■ EXERCISE GOAL ■
Your copy of the material must match it exactly, except that pictures are dropped.

Collection entries
........

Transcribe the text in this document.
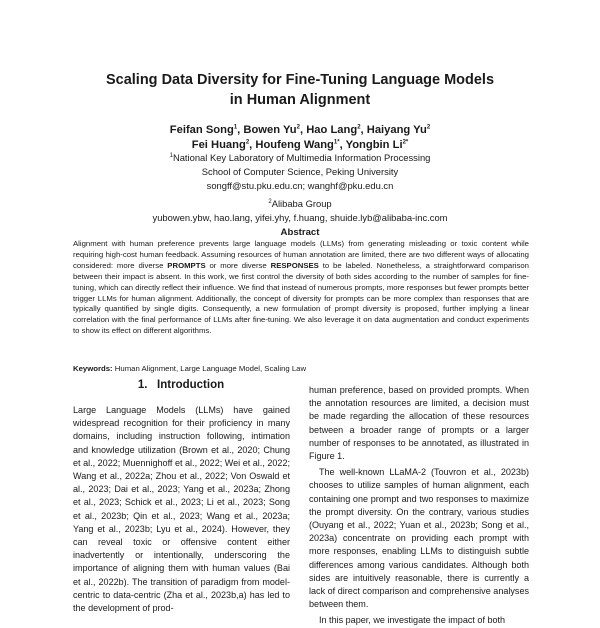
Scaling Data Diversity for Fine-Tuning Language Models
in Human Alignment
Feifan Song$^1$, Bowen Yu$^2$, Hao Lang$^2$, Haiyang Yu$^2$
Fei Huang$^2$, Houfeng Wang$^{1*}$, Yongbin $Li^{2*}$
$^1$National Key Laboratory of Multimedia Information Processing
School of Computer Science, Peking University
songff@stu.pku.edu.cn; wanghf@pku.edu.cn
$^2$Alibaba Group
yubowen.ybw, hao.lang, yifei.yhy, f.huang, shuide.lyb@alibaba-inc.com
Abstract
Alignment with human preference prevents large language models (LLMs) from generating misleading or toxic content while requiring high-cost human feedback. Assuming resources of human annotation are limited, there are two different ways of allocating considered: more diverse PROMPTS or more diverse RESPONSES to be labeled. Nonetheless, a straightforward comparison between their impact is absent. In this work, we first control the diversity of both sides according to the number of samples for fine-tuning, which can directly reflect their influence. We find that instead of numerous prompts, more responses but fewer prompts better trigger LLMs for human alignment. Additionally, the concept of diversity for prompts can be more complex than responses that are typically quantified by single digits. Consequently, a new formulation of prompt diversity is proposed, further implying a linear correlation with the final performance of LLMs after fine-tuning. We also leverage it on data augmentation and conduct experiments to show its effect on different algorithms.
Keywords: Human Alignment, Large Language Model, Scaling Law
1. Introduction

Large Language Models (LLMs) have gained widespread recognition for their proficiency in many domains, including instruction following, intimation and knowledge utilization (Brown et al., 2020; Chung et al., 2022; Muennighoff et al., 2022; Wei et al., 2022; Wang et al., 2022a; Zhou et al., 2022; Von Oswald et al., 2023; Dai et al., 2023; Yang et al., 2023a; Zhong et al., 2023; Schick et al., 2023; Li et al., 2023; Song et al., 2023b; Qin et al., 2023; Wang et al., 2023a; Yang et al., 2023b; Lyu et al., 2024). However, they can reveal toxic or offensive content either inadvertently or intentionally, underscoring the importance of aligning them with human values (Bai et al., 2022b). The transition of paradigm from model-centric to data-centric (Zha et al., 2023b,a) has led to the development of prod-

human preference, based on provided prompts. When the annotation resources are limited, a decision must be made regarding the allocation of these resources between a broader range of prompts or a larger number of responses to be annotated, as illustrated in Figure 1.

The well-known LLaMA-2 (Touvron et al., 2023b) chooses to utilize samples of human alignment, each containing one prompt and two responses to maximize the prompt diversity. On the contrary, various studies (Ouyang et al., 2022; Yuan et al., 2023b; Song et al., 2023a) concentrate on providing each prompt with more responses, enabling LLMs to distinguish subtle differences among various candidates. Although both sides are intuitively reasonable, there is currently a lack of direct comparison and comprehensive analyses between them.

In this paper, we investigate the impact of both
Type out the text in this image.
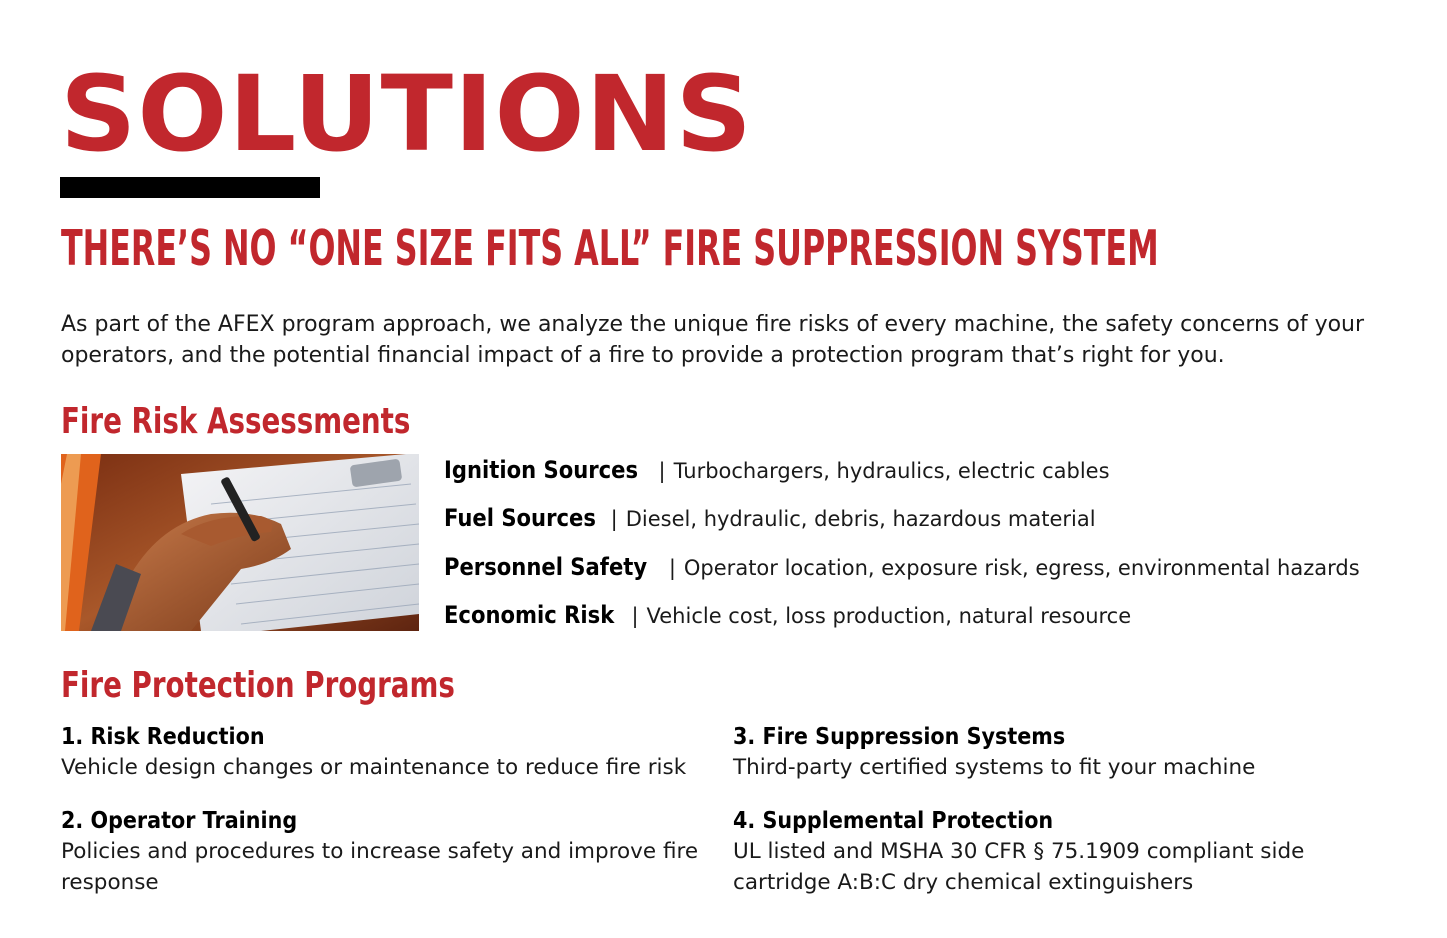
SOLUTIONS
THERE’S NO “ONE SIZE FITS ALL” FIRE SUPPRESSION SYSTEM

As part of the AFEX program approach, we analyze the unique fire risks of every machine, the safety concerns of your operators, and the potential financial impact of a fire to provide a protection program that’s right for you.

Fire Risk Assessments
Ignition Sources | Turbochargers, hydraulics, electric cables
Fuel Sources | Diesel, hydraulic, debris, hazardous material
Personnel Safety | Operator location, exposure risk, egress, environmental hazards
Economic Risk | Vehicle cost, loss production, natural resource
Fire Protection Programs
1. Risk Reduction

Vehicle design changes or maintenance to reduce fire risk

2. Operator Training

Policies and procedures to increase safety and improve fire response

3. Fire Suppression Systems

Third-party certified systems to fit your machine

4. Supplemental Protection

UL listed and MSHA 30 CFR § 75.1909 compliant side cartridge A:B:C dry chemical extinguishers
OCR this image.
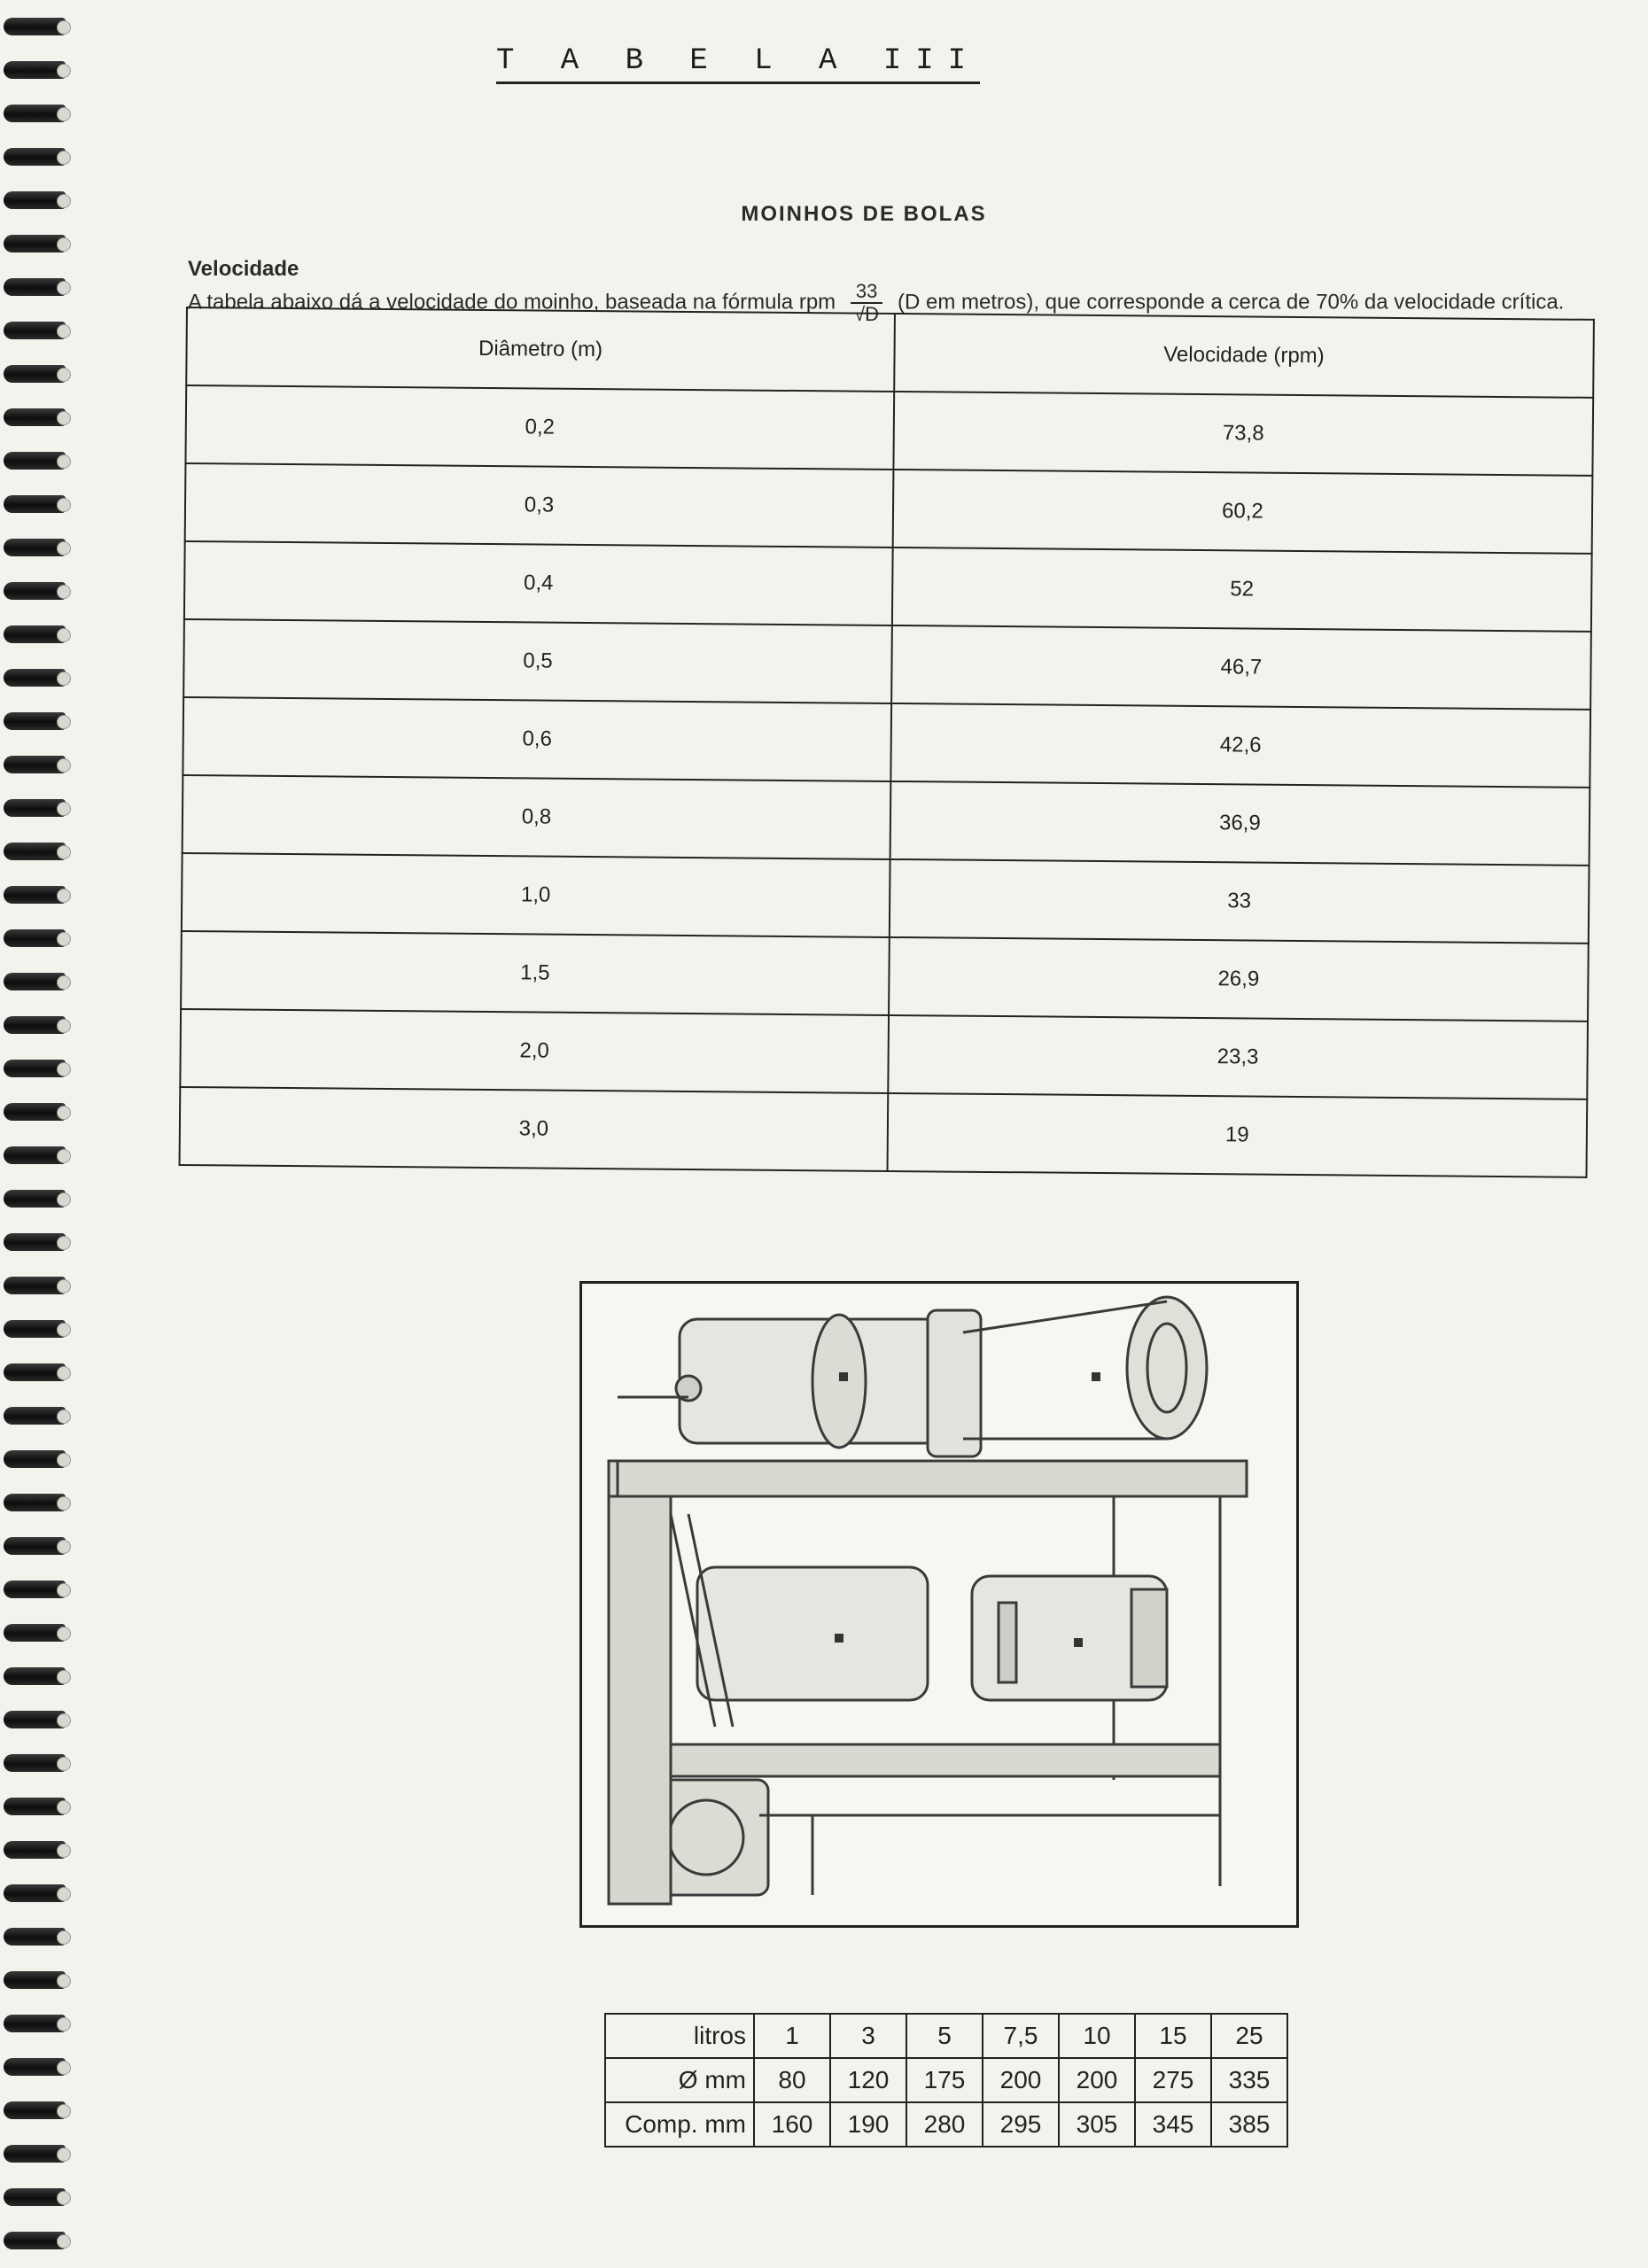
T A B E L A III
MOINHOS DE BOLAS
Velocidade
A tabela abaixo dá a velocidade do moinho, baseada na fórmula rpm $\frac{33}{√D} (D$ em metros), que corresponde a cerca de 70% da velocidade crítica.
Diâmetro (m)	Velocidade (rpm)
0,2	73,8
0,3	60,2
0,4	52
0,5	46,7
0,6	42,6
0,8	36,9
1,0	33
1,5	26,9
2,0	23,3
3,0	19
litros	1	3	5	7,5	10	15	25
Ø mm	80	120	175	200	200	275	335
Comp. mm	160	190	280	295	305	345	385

........

■ WRITTEN RESPONSE ■
Transcribe the text in this document.
Scaling Data Diversity for Fine-Tuning Language Models
in Human Alignment
Feifan Song$^1$, Bowen Yu$^2$, Hao Lang$^2$, Haiyang Yu$^2$
Fei Huang$^2$, Houfeng Wang$^{1*}$, Yongbin $Li^{2*}$
$^1$National Key Laboratory of Multimedia Information Processing
School of Computer Science, Peking University
songff@stu.pku.edu.cn; wanghf@pku.edu.cn
$^2$Alibaba Group
yubowen.ybw, hao.lang, yifei.yhy, f.huang, shuide.lyb@alibaba-inc.com
Abstract
Alignment with human preference prevents large language models (LLMs) from generating misleading or toxic content while requiring high-cost human feedback. Assuming resources of human annotation are limited, there are two different ways of allocating considered: more diverse PROMPTS or more diverse RESPONSES to be labeled. Nonetheless, a straightforward comparison between their impact is absent. In this work, we first control the diversity of both sides according to the number of samples for fine-tuning, which can directly reflect their influence. We find that instead of numerous prompts, more responses but fewer prompts better trigger LLMs for human alignment. Additionally, the concept of diversity for prompts can be more complex than responses that are typically quantified by single digits. Consequently, a new formulation of prompt diversity is proposed, further implying a linear correlation with the final performance of LLMs after fine-tuning. We also leverage it on data augmentation and conduct experiments to show its effect on different algorithms.
Keywords: Human Alignment, Large Language Model, Scaling Law
1. Introduction

Large Language Models (LLMs) have gained widespread recognition for their proficiency in many domains, including instruction following, intimation and knowledge utilization (Brown et al., 2020; Chung et al., 2022; Muennighoff et al., 2022; Wei et al., 2022; Wang et al., 2022a; Zhou et al., 2022; Von Oswald et al., 2023; Dai et al., 2023; Yang et al., 2023a; Zhong et al., 2023; Schick et al., 2023; Li et al., 2023; Song et al., 2023b; Qin et al., 2023; Wang et al., 2023a; Yang et al., 2023b; Lyu et al., 2024). However, they can reveal toxic or offensive content either inadvertently or intentionally, underscoring the importance of aligning them with human values (Bai et al., 2022b). The transition of paradigm from model-centric to data-centric (Zha et al., 2023b,a) has led to the development of prod-

human preference, based on provided prompts. When the annotation resources are limited, a decision must be made regarding the allocation of these resources between a broader range of prompts or a larger number of responses to be annotated, as illustrated in Figure 1.

The well-known LLaMA-2 (Touvron et al., 2023b) chooses to utilize samples of human alignment, each containing one prompt and two responses to maximize the prompt diversity. On the contrary, various studies (Ouyang et al., 2022; Yuan et al., 2023b; Song et al., 2023a) concentrate on providing each prompt with more responses, enabling LLMs to distinguish subtle differences among various candidates. Although both sides are intuitively reasonable, there is currently a lack of direct comparison and comprehensive analyses between them.

In this paper, we investigate the impact of both
Type out the text in this image.
SOLUTIONS
THERE’S NO “ONE SIZE FITS ALL” FIRE SUPPRESSION SYSTEM

As part of the AFEX program approach, we analyze the unique fire risks of every machine, the safety concerns of your operators, and the potential financial impact of a fire to provide a protection program that’s right for you.

Fire Risk Assessments
Ignition Sources | Turbochargers, hydraulics, electric cables
Fuel Sources | Diesel, hydraulic, debris, hazardous material
Personnel Safety | Operator location, exposure risk, egress, environmental hazards
Economic Risk | Vehicle cost, loss production, natural resource
Fire Protection Programs
1. Risk Reduction

Vehicle design changes or maintenance to reduce fire risk

2. Operator Training

Policies and procedures to increase safety and improve fire response

3. Fire Suppression Systems

Third-party certified systems to fit your machine

4. Supplemental Protection

UL listed and MSHA 30 CFR § 75.1909 compliant side cartridge A:B:C dry chemical extinguishers
OCR this image.
T A B E L A III
MOINHOS DE BOLAS
Velocidade
A tabela abaixo dá a velocidade do moinho, baseada na fórmula rpm $\frac{33}{√D} (D$ em metros), que corresponde a cerca de 70% da velocidade crítica.
Diâmetro (m)	Velocidade (rpm)
0,2	73,8
0,3	60,2
0,4	52
0,5	46,7
0,6	42,6
0,8	36,9
1,0	33
1,5	26,9
2,0	23,3
3,0	19
litros	1	3	5	7,5	10	15	25
Ø mm	80	120	175	200	200	275	335
Comp. mm	160	190	280	295	305	345	385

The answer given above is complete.